Each entry must appear again exactly as it does in the source.

---

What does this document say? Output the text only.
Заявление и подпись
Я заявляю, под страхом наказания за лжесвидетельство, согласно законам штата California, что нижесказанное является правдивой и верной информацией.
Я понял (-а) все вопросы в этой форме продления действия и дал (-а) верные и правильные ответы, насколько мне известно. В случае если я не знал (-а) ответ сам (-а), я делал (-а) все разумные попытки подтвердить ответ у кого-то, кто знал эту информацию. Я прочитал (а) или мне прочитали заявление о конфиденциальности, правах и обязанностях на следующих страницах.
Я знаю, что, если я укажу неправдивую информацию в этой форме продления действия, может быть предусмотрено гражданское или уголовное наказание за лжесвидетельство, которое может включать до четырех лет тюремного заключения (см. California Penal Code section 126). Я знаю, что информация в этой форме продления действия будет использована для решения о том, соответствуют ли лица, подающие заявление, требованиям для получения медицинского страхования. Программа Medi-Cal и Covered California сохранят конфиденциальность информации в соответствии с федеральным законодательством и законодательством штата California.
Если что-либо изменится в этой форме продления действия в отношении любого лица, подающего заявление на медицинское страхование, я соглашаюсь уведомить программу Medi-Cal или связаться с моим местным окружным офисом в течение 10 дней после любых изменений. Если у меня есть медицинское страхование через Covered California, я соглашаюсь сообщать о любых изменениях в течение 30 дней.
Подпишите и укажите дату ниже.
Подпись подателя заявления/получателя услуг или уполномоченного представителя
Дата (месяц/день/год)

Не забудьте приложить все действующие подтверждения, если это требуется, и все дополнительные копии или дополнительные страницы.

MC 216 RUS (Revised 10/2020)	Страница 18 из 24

---

* **Completed exercise**
What does this document say? Output the text only.
Заявление и подпись
Я заявляю, под страхом наказания за лжесвидетельство, согласно законам штата California, что нижесказанное является правдивой и верной информацией.
Я понял (-а) все вопросы в этой форме продления действия и дал (-а) верные и правильные ответы, насколько мне известно. В случае если я не знал (-а) ответ сам (-а), я делал (-а) все разумные попытки подтвердить ответ у кого-то, кто знал эту информацию. Я прочитал (а) или мне прочитали заявление о конфиденциальности, правах и обязанностях на следующих страницах.
Я знаю, что, если я укажу неправдивую информацию в этой форме продления действия, может быть предусмотрено гражданское или уголовное наказание за лжесвидетельство, которое может включать до четырех лет тюремного заключения (см. California Penal Code section 126). Я знаю, что информация в этой форме продления действия будет использована для решения о том, соответствуют ли лица, подающие заявление, требованиям для получения медицинского страхования. Программа Medi-Cal и Covered California сохранят конфиденциальность информации в соответствии с федеральным законодательством и законодательством штата California.
Если что-либо изменится в этой форме продления действия в отношении любого лица, подающего заявление на медицинское страхование, я соглашаюсь уведомить программу Medi-Cal или связаться с моим местным окружным офисом в течение 10 дней после любых изменений. Если у меня есть медицинское страхование через Covered California, я соглашаюсь сообщать о любых изменениях в течение 30 дней.
Подпишите и укажите дату ниже.
Подпись подателя заявления/получателя услуг или уполномоченного представителя
Дата (месяц/день/год)

Не забудьте приложить все действующие подтверждения, если это требуется, и все дополнительные копии или дополнительные страницы.

MC 216 RUS (Revised 10/2020)	Страница 18 из 24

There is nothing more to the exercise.